+++ Records to use +++

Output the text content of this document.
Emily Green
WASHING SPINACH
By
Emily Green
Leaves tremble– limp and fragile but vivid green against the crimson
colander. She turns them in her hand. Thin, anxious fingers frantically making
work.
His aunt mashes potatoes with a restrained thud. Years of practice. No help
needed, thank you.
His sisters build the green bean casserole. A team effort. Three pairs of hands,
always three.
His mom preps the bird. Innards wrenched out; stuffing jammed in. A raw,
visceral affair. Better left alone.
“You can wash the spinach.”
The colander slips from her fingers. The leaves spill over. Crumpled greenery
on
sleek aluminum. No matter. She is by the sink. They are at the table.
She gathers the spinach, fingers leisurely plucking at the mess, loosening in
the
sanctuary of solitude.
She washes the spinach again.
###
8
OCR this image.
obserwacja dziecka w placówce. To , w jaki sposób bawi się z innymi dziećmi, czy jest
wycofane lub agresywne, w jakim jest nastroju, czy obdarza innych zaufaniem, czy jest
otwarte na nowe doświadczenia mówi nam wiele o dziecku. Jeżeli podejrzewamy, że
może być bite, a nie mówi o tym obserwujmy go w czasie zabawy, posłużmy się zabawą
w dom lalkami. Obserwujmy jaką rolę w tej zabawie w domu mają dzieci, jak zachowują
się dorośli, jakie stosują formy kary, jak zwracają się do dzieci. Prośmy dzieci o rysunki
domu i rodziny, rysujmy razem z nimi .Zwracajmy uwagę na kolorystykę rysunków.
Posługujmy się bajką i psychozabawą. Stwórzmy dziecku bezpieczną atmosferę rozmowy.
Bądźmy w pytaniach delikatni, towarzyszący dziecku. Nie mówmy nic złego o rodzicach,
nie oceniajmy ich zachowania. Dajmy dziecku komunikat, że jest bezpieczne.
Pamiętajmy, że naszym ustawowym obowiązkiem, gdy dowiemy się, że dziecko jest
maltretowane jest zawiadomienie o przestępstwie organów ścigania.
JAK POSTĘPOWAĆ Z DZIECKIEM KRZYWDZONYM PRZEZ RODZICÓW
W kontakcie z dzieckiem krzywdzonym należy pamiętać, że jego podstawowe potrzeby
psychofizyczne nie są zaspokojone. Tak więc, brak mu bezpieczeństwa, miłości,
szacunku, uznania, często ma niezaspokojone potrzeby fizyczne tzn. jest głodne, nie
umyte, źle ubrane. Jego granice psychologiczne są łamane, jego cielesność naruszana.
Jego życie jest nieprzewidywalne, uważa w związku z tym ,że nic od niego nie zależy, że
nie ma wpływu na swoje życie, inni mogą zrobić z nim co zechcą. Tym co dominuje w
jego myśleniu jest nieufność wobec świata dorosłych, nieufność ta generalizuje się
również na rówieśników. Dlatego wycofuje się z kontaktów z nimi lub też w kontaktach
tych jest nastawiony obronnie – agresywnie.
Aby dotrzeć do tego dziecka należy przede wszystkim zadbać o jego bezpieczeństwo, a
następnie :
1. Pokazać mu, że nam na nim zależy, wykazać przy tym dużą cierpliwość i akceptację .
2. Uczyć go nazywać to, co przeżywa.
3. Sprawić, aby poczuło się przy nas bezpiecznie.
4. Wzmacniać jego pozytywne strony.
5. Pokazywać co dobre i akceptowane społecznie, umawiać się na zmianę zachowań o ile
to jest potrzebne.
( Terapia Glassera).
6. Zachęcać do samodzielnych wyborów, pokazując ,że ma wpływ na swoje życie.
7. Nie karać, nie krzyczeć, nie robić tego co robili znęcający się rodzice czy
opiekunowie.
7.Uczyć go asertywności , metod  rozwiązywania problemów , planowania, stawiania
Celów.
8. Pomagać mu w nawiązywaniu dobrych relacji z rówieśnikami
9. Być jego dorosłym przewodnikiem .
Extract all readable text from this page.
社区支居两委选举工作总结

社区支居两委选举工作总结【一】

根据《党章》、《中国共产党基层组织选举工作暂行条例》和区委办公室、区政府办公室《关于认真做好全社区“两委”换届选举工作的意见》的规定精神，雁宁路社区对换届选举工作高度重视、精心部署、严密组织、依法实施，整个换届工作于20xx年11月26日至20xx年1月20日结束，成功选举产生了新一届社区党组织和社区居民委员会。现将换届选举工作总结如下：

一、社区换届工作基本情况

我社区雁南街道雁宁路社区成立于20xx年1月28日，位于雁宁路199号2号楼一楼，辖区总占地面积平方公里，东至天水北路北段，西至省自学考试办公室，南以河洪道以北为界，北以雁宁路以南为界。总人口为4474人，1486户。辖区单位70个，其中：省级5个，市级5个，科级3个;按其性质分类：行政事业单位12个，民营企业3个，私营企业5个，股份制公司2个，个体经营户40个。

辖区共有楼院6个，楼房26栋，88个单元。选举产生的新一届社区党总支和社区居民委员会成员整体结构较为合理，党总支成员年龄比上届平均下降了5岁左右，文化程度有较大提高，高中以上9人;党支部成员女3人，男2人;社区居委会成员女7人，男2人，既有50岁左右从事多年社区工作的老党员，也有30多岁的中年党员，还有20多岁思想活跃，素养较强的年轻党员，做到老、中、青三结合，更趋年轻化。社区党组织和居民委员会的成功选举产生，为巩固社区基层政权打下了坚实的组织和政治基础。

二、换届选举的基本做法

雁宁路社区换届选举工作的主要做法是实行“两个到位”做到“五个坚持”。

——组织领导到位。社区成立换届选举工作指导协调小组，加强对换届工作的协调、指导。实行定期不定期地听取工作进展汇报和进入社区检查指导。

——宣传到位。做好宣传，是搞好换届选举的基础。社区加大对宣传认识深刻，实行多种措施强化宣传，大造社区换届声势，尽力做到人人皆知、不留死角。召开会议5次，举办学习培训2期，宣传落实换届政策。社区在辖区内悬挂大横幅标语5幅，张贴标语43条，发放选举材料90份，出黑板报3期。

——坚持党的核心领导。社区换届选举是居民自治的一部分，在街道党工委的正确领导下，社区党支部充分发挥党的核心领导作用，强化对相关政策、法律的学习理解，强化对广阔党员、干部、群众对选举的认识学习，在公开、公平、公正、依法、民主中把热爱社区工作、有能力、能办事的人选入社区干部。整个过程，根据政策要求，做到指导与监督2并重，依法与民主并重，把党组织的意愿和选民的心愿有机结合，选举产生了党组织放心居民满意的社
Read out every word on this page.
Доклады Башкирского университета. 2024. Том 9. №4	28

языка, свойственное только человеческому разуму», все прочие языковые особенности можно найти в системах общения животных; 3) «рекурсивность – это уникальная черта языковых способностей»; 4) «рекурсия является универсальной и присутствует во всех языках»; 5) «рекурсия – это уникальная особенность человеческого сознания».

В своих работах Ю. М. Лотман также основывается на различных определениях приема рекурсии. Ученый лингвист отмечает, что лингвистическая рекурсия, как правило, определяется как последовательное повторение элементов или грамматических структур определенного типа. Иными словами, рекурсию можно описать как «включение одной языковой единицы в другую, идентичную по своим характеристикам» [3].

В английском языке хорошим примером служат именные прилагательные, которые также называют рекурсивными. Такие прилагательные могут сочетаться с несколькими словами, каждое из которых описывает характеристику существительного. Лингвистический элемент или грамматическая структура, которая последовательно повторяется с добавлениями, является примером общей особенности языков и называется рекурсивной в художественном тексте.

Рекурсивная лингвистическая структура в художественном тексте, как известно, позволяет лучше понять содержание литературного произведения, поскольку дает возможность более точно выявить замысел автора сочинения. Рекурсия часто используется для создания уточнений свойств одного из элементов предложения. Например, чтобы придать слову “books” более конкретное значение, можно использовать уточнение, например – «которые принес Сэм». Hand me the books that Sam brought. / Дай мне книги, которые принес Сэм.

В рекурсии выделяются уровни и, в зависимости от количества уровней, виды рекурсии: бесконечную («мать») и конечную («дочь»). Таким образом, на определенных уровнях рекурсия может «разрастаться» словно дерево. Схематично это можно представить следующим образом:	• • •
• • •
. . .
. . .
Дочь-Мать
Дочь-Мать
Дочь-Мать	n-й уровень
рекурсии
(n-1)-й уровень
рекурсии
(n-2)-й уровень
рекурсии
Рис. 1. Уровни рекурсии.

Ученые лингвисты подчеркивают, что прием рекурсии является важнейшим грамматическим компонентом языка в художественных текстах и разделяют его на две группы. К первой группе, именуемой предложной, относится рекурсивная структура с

+++

**What the task requires**
State how many lines of the material contain the string "словами", with no other words.

**Exercise result**
2